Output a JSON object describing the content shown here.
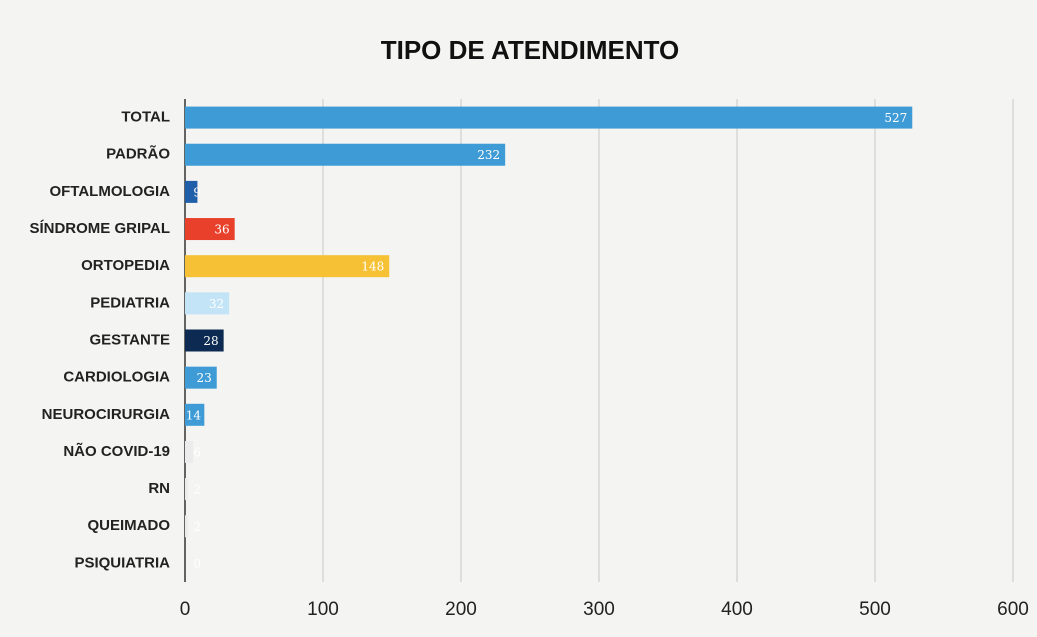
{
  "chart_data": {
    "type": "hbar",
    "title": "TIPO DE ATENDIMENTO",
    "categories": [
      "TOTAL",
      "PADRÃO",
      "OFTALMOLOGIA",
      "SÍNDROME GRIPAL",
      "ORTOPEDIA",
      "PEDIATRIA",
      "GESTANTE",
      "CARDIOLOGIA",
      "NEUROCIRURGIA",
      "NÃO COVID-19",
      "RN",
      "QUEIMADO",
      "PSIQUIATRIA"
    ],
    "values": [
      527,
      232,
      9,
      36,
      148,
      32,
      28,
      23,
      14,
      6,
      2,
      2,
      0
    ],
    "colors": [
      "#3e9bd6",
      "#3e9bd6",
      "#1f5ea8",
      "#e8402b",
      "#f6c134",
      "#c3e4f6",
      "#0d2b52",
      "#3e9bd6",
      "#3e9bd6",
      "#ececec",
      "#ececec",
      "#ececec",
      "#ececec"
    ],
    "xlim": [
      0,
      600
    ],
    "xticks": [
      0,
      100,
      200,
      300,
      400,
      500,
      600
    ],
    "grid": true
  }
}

* * *

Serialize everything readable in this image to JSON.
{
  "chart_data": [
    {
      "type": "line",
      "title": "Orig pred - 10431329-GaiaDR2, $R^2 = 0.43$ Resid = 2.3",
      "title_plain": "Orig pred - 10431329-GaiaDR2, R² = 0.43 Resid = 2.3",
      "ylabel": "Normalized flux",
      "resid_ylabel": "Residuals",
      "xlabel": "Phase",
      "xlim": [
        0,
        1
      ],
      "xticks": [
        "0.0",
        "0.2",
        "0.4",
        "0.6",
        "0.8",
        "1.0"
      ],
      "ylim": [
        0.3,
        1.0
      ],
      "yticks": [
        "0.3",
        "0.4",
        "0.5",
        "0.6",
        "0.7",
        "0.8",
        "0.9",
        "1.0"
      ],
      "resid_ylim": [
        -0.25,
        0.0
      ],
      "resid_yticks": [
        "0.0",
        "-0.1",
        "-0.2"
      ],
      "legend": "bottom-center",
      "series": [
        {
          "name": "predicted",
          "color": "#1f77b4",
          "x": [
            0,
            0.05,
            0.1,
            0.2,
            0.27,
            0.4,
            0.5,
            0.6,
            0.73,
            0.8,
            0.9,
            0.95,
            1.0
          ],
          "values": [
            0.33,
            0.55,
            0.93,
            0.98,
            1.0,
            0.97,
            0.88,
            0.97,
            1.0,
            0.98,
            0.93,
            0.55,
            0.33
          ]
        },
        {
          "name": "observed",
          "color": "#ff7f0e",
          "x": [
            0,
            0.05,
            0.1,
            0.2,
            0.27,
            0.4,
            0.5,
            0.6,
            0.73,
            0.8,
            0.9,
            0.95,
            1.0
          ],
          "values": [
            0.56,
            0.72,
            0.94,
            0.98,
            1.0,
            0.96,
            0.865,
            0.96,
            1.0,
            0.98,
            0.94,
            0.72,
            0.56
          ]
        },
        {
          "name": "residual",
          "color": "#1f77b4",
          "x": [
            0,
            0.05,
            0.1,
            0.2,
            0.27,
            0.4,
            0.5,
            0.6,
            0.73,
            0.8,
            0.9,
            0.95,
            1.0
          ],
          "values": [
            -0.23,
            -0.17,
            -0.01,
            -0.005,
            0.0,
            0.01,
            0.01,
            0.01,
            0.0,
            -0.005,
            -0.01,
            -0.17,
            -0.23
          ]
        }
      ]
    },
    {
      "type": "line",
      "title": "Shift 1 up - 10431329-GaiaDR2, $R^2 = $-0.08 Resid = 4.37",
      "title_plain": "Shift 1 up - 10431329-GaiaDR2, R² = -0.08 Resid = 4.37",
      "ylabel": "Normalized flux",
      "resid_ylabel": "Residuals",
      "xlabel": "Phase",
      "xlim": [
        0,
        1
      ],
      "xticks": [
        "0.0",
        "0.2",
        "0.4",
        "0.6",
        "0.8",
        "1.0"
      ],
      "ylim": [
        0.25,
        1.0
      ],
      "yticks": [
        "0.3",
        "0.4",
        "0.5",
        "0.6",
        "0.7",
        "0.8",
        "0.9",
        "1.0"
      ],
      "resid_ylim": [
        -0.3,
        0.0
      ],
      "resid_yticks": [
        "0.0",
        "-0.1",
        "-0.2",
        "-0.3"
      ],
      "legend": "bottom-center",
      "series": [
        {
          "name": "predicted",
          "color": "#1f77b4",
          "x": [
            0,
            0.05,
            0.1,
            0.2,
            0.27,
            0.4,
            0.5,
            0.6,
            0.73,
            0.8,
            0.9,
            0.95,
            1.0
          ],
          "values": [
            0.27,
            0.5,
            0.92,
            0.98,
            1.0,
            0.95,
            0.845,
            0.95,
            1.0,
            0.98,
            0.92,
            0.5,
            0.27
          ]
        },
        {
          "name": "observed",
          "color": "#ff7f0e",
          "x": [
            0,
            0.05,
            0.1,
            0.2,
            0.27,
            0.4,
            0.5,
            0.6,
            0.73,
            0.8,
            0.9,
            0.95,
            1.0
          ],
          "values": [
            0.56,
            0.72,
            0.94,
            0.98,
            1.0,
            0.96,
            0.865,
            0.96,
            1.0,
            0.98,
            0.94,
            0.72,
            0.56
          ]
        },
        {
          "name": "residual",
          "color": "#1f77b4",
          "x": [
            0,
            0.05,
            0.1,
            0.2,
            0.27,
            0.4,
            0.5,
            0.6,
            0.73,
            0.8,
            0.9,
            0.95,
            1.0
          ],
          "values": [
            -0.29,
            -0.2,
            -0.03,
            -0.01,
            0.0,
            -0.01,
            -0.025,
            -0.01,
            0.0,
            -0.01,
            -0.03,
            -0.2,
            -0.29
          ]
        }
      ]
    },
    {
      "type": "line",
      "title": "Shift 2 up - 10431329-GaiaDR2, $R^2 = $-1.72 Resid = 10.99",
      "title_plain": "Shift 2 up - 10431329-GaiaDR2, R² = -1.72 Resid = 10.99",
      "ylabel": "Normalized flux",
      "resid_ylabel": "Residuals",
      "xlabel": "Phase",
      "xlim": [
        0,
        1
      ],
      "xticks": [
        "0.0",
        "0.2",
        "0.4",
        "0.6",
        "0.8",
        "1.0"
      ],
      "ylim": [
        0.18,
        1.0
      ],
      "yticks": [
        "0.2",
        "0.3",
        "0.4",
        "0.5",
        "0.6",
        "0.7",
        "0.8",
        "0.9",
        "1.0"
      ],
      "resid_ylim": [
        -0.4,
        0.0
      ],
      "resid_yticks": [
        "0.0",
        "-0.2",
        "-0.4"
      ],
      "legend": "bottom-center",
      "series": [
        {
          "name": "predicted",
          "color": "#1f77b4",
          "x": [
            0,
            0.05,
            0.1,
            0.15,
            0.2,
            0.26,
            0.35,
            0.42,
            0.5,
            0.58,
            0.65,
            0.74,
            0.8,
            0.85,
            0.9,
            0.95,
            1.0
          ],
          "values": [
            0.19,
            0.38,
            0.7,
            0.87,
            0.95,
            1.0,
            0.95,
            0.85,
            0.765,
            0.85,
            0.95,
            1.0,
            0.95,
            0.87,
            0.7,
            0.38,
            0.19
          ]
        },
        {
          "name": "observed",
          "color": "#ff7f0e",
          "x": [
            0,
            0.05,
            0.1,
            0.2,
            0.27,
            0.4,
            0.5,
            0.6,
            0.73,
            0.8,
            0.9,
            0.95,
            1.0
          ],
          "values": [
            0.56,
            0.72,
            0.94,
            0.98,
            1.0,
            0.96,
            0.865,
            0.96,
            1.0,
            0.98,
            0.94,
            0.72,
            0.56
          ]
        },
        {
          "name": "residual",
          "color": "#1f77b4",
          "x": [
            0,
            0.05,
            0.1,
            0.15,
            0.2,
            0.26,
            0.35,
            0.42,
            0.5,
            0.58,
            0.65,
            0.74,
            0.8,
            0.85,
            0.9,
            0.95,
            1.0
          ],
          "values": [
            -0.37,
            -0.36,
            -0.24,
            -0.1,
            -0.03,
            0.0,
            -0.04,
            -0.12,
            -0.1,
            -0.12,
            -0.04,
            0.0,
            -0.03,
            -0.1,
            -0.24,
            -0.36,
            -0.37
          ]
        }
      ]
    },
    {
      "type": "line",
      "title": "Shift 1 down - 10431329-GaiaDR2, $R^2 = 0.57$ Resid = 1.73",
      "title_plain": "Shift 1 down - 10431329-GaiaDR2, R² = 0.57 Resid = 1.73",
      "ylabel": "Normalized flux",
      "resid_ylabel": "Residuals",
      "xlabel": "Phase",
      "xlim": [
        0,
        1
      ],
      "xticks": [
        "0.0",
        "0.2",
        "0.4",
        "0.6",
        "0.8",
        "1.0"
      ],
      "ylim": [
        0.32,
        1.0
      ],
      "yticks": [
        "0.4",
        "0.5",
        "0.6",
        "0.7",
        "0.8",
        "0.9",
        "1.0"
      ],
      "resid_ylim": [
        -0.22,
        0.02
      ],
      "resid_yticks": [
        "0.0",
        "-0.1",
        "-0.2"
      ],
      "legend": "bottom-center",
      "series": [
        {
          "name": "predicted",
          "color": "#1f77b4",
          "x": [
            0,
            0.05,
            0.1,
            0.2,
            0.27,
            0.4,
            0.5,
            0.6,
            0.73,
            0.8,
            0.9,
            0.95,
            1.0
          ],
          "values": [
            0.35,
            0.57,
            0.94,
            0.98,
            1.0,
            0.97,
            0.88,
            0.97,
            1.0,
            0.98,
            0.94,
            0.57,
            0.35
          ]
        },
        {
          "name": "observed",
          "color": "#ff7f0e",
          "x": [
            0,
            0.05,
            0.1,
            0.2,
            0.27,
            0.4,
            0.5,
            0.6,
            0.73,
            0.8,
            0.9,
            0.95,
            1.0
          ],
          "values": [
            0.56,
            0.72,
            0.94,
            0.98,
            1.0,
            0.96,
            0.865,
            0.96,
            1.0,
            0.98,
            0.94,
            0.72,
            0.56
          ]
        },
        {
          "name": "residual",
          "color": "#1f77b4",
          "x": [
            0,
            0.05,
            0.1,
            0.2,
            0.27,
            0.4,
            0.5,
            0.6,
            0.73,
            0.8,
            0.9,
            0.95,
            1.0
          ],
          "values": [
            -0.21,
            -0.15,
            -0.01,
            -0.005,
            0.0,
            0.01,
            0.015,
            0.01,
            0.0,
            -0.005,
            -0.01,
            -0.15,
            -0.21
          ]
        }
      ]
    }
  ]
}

• _Set problem_
Across the records above, count the lines holding "JSON" and reply with that number alone.

• _Response_
2